* [STATED TASK]: Give the data again exactly as written, skipping any pictures.

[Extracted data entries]
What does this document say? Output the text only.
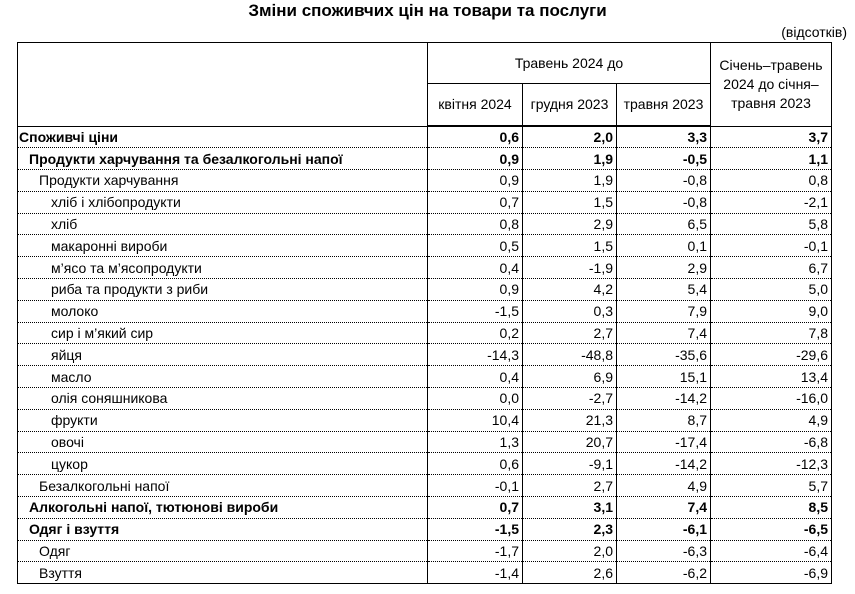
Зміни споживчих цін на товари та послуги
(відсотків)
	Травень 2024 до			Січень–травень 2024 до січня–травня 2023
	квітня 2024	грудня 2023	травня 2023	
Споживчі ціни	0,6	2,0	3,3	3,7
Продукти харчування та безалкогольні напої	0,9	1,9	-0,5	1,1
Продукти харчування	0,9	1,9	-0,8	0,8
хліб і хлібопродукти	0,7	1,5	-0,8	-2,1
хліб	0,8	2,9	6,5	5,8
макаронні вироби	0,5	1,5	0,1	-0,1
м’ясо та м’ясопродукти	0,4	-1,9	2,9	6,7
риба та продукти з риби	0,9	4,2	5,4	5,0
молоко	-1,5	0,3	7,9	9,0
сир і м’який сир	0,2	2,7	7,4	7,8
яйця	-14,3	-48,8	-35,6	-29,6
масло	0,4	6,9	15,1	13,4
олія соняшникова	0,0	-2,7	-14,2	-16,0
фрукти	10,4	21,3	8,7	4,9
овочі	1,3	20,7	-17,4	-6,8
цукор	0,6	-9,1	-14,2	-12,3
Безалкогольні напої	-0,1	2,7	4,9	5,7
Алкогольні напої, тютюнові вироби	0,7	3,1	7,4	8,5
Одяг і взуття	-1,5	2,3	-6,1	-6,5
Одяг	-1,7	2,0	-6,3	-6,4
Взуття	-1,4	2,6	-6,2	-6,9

* [EXERCISE OUTPUT]:
What does this document say? Output the text only.
Зміни споживчих цін на товари та послуги
(відсотків)
	Травень 2024 до			Січень–травень 2024 до січня–травня 2023
	квітня 2024	грудня 2023	травня 2023	
Споживчі ціни	0,6	2,0	3,3	3,7
Продукти харчування та безалкогольні напої	0,9	1,9	-0,5	1,1
Продукти харчування	0,9	1,9	-0,8	0,8
хліб і хлібопродукти	0,7	1,5	-0,8	-2,1
хліб	0,8	2,9	6,5	5,8
макаронні вироби	0,5	1,5	0,1	-0,1
м’ясо та м’ясопродукти	0,4	-1,9	2,9	6,7
риба та продукти з риби	0,9	4,2	5,4	5,0
молоко	-1,5	0,3	7,9	9,0
сир і м’який сир	0,2	2,7	7,4	7,8
яйця	-14,3	-48,8	-35,6	-29,6
масло	0,4	6,9	15,1	13,4
олія соняшникова	0,0	-2,7	-14,2	-16,0
фрукти	10,4	21,3	8,7	4,9
овочі	1,3	20,7	-17,4	-6,8
цукор	0,6	-9,1	-14,2	-12,3
Безалкогольні напої	-0,1	2,7	4,9	5,7
Алкогольні напої, тютюнові вироби	0,7	3,1	7,4	8,5
Одяг і взуття	-1,5	2,3	-6,1	-6,5
Одяг	-1,7	2,0	-6,3	-6,4
Взуття	-1,4	2,6	-6,2	-6,9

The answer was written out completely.